TASK GOAL. Transcribe each record below word for word.
--------------------
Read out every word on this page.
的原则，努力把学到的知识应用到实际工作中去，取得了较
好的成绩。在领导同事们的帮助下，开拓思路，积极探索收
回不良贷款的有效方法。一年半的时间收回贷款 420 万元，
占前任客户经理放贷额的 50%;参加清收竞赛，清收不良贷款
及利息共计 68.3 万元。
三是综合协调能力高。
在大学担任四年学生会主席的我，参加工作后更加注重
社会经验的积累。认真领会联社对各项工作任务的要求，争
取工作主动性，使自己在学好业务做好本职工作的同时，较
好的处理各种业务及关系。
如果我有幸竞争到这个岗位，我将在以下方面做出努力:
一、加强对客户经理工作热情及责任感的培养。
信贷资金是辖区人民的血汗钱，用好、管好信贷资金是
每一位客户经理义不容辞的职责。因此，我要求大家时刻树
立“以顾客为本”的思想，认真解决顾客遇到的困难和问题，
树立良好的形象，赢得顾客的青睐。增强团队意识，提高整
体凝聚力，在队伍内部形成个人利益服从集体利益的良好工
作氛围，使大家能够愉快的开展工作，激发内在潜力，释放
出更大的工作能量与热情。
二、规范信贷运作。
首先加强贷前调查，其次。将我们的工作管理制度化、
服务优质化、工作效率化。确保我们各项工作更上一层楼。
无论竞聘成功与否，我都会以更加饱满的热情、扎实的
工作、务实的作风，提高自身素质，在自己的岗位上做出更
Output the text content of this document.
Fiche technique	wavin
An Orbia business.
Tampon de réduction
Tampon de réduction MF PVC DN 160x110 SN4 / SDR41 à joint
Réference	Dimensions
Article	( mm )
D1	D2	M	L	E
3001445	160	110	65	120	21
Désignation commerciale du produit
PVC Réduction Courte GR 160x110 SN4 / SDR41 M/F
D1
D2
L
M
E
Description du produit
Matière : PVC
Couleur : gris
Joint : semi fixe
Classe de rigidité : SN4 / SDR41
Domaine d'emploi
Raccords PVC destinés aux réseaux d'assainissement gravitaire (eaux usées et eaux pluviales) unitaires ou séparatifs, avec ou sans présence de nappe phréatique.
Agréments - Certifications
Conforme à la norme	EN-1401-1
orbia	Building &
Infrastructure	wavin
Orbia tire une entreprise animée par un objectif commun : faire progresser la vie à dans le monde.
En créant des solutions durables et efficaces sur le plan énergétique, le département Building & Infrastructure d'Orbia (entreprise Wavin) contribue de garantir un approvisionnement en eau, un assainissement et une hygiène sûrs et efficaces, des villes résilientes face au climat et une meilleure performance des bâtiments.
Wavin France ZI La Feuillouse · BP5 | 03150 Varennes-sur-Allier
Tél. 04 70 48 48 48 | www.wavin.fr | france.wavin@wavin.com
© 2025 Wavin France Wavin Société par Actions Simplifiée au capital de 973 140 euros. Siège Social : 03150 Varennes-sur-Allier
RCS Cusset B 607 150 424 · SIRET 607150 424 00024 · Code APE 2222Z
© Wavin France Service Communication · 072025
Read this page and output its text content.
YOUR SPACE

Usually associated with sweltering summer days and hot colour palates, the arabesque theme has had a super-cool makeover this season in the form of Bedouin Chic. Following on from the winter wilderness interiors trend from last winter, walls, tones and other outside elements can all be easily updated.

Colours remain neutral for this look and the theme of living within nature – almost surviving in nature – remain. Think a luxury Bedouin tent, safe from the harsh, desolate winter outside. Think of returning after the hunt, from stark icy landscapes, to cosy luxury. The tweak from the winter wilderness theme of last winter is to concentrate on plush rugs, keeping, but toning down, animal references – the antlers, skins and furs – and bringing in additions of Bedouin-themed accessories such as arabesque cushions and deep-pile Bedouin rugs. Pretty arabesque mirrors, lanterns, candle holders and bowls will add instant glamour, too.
--------------------
COMPLETE OUTPUT.
Read out every word on this page.
的原则，努力把学到的知识应用到实际工作中去，取得了较
好的成绩。在领导同事们的帮助下，开拓思路，积极探索收
回不良贷款的有效方法。一年半的时间收回贷款 420 万元，
占前任客户经理放贷额的 50%;参加清收竞赛，清收不良贷款
及利息共计 68.3 万元。
三是综合协调能力高。
在大学担任四年学生会主席的我，参加工作后更加注重
社会经验的积累。认真领会联社对各项工作任务的要求，争
取工作主动性，使自己在学好业务做好本职工作的同时，较
好的处理各种业务及关系。
如果我有幸竞争到这个岗位，我将在以下方面做出努力:
一、加强对客户经理工作热情及责任感的培养。
信贷资金是辖区人民的血汗钱，用好、管好信贷资金是
每一位客户经理义不容辞的职责。因此，我要求大家时刻树
立“以顾客为本”的思想，认真解决顾客遇到的困难和问题，
树立良好的形象，赢得顾客的青睐。增强团队意识，提高整
体凝聚力，在队伍内部形成个人利益服从集体利益的良好工
作氛围，使大家能够愉快的开展工作，激发内在潜力，释放
出更大的工作能量与热情。
二、规范信贷运作。
首先加强贷前调查，其次。将我们的工作管理制度化、
服务优质化、工作效率化。确保我们各项工作更上一层楼。
无论竞聘成功与否，我都会以更加饱满的热情、扎实的
工作、务实的作风，提高自身素质，在自己的岗位上做出更
Output the text content of this document.
Fiche technique	wavin
An Orbia business.
Tampon de réduction
Tampon de réduction MF PVC DN 160x110 SN4 / SDR41 à joint
Réference	Dimensions
Article	( mm )
D1	D2	M	L	E
3001445	160	110	65	120	21
Désignation commerciale du produit
PVC Réduction Courte GR 160x110 SN4 / SDR41 M/F
D1
D2
L
M
E
Description du produit
Matière : PVC
Couleur : gris
Joint : semi fixe
Classe de rigidité : SN4 / SDR41
Domaine d'emploi
Raccords PVC destinés aux réseaux d'assainissement gravitaire (eaux usées et eaux pluviales) unitaires ou séparatifs, avec ou sans présence de nappe phréatique.
Agréments - Certifications
Conforme à la norme	EN-1401-1
orbia	Building &
Infrastructure	wavin
Orbia tire une entreprise animée par un objectif commun : faire progresser la vie à dans le monde.
En créant des solutions durables et efficaces sur le plan énergétique, le département Building & Infrastructure d'Orbia (entreprise Wavin) contribue de garantir un approvisionnement en eau, un assainissement et une hygiène sûrs et efficaces, des villes résilientes face au climat et une meilleure performance des bâtiments.
Wavin France ZI La Feuillouse · BP5 | 03150 Varennes-sur-Allier
Tél. 04 70 48 48 48 | www.wavin.fr | france.wavin@wavin.com
© 2025 Wavin France Wavin Société par Actions Simplifiée au capital de 973 140 euros. Siège Social : 03150 Varennes-sur-Allier
RCS Cusset B 607 150 424 · SIRET 607150 424 00024 · Code APE 2222Z
© Wavin France Service Communication · 072025
Read this page and output its text content.
YOUR SPACE

Usually associated with sweltering summer days and hot colour palates, the arabesque theme has had a super-cool makeover this season in the form of Bedouin Chic. Following on from the winter wilderness interiors trend from last winter, walls, tones and other outside elements can all be easily updated.

Colours remain neutral for this look and the theme of living within nature – almost surviving in nature – remain. Think a luxury Bedouin tent, safe from the harsh, desolate winter outside. Think of returning after the hunt, from stark icy landscapes, to cosy luxury. The tweak from the winter wilderness theme of last winter is to concentrate on plush rugs, keeping, but toning down, animal references – the antlers, skins and furs – and bringing in additions of Bedouin-themed accessories such as arabesque cushions and deep-pile Bedouin rugs. Pretty arabesque mirrors, lanterns, candle holders and bowls will add instant glamour, too.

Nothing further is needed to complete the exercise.